═══ Entries ═══
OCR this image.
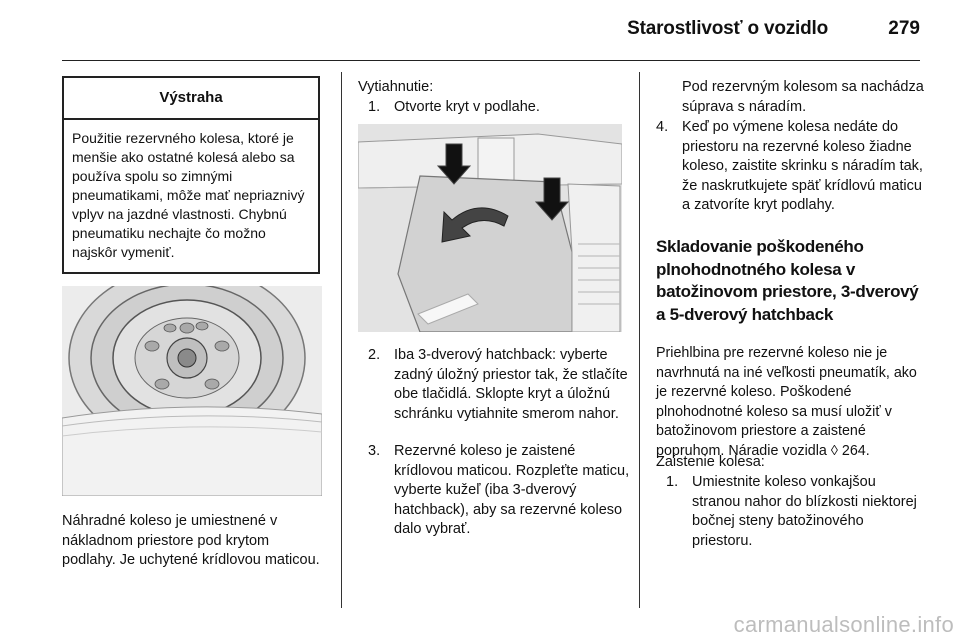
Starostlivosť o vozidlo	279
Výstraha
Použitie rezervného kolesa, ktoré je menšie ako ostatné kolesá alebo sa používa spolu so zimnými pneumatikami, môže mať nepriaznivý vplyv na jazdné vlastnosti. Chybnú pneumatiku nechajte čo možno najskôr vymeniť.
Náhradné koleso je umiestnené v nákladnom priestore pod krytom podlahy. Je uchytené krídlovou maticou.
Vytiahnutie:
1. Otvorte kryt v podlahe.
2. Iba 3-dverový hatchback: vyberte zadný úložný priestor tak, že stlačíte obe tlačidlá. Sklopte kryt a úložnú schránku vytiahnite smerom nahor.
3. Rezervné koleso je zaistené krídlovou maticou. Rozpleťte maticu, vyberte kužeľ (iba 3-dverový hatchback), aby sa rezervné koleso dalo vybrať.
Pod rezervným kolesom sa nachádza súprava s náradím.
4. Keď po výmene kolesa nedáte do priestoru na rezervné koleso žiadne koleso, zaistite skrinku s náradím tak, že naskrutkujete späť krídlovú maticu a zatvoríte kryt podlahy.
Skladovanie poškodeného plnohodnotného kolesa v batožinovom priestore, 3-dverový a 5-dverový hatchback
Priehlbina pre rezervné koleso nie je navrhnutá na iné veľkosti pneumatík, ako je rezervné koleso. Poškodené plnohodnotné koleso sa musí uložiť v batožinovom priestore a zaistené popruhom. Náradie vozidla ◊ 264.
Zaistenie kolesa:
1. Umiestnite koleso vonkajšou stranou nahor do blízkosti niektorej bočnej steny batožinového priestoru.
carmanualsonline.info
═══
Work to do:
Omit the pictures, then output the rest of the listing exactly.

Solution for this task:
OCR this image.
Starostlivosť o vozidlo	279
Výstraha
Použitie rezervného kolesa, ktoré je menšie ako ostatné kolesá alebo sa používa spolu so zimnými pneumatikami, môže mať nepriaznivý vplyv na jazdné vlastnosti. Chybnú pneumatiku nechajte čo možno najskôr vymeniť.
Náhradné koleso je umiestnené v nákladnom priestore pod krytom podlahy. Je uchytené krídlovou maticou.
Vytiahnutie:
1. Otvorte kryt v podlahe.
2. Iba 3-dverový hatchback: vyberte zadný úložný priestor tak, že stlačíte obe tlačidlá. Sklopte kryt a úložnú schránku vytiahnite smerom nahor.
3. Rezervné koleso je zaistené krídlovou maticou. Rozpleťte maticu, vyberte kužeľ (iba 3-dverový hatchback), aby sa rezervné koleso dalo vybrať.
Pod rezervným kolesom sa nachádza súprava s náradím.
4. Keď po výmene kolesa nedáte do priestoru na rezervné koleso žiadne koleso, zaistite skrinku s náradím tak, že naskrutkujete späť krídlovú maticu a zatvoríte kryt podlahy.
Skladovanie poškodeného plnohodnotného kolesa v batožinovom priestore, 3-dverový a 5-dverový hatchback
Priehlbina pre rezervné koleso nie je navrhnutá na iné veľkosti pneumatík, ako je rezervné koleso. Poškodené plnohodnotné koleso sa musí uložiť v batožinovom priestore a zaistené popruhom. Náradie vozidla ◊ 264.
Zaistenie kolesa:
1. Umiestnite koleso vonkajšou stranou nahor do blízkosti niektorej bočnej steny batožinového priestoru.
carmanualsonline.info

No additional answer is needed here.